Data entries
— START —

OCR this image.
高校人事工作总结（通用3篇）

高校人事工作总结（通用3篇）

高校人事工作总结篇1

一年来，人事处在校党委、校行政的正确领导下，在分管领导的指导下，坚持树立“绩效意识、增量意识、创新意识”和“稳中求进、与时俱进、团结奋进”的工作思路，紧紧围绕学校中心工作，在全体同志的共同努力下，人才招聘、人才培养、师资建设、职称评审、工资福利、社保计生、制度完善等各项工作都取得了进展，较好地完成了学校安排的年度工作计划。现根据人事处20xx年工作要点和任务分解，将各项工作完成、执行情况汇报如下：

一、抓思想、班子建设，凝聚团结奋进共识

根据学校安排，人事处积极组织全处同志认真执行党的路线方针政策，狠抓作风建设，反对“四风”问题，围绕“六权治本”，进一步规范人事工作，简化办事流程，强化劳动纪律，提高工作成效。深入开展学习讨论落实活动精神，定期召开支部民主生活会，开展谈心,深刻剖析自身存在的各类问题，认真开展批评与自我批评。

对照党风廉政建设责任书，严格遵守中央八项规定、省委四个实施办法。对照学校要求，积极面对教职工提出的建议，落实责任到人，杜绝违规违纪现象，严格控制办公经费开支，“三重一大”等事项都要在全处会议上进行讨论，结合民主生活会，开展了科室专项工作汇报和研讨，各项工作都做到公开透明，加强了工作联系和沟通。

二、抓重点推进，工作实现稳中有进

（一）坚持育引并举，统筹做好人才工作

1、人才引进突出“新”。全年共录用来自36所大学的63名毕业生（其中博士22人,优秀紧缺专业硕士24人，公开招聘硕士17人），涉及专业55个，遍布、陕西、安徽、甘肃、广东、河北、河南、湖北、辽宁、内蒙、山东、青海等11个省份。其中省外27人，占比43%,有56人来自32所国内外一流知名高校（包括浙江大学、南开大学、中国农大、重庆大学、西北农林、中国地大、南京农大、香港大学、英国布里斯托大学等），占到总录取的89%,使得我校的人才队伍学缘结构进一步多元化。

— END —

**To be done**
Each entry above is to be quoted exactly.

**Solution for this task**
OCR this image.
高校人事工作总结（通用3篇）

高校人事工作总结（通用3篇）

高校人事工作总结篇1

一年来，人事处在校党委、校行政的正确领导下，在分管领导的指导下，坚持树立“绩效意识、增量意识、创新意识”和“稳中求进、与时俱进、团结奋进”的工作思路，紧紧围绕学校中心工作，在全体同志的共同努力下，人才招聘、人才培养、师资建设、职称评审、工资福利、社保计生、制度完善等各项工作都取得了进展，较好地完成了学校安排的年度工作计划。现根据人事处20xx年工作要点和任务分解，将各项工作完成、执行情况汇报如下：

一、抓思想、班子建设，凝聚团结奋进共识

根据学校安排，人事处积极组织全处同志认真执行党的路线方针政策，狠抓作风建设，反对“四风”问题，围绕“六权治本”，进一步规范人事工作，简化办事流程，强化劳动纪律，提高工作成效。深入开展学习讨论落实活动精神，定期召开支部民主生活会，开展谈心,深刻剖析自身存在的各类问题，认真开展批评与自我批评。

对照党风廉政建设责任书，严格遵守中央八项规定、省委四个实施办法。对照学校要求，积极面对教职工提出的建议，落实责任到人，杜绝违规违纪现象，严格控制办公经费开支，“三重一大”等事项都要在全处会议上进行讨论，结合民主生活会，开展了科室专项工作汇报和研讨，各项工作都做到公开透明，加强了工作联系和沟通。

二、抓重点推进，工作实现稳中有进

（一）坚持育引并举，统筹做好人才工作

1、人才引进突出“新”。全年共录用来自36所大学的63名毕业生（其中博士22人,优秀紧缺专业硕士24人，公开招聘硕士17人），涉及专业55个，遍布、陕西、安徽、甘肃、广东、河北、河南、湖北、辽宁、内蒙、山东、青海等11个省份。其中省外27人，占比43%,有56人来自32所国内外一流知名高校（包括浙江大学、南开大学、中国农大、重庆大学、西北农林、中国地大、南京农大、香港大学、英国布里斯托大学等），占到总录取的89%,使得我校的人才队伍学缘结构进一步多元化。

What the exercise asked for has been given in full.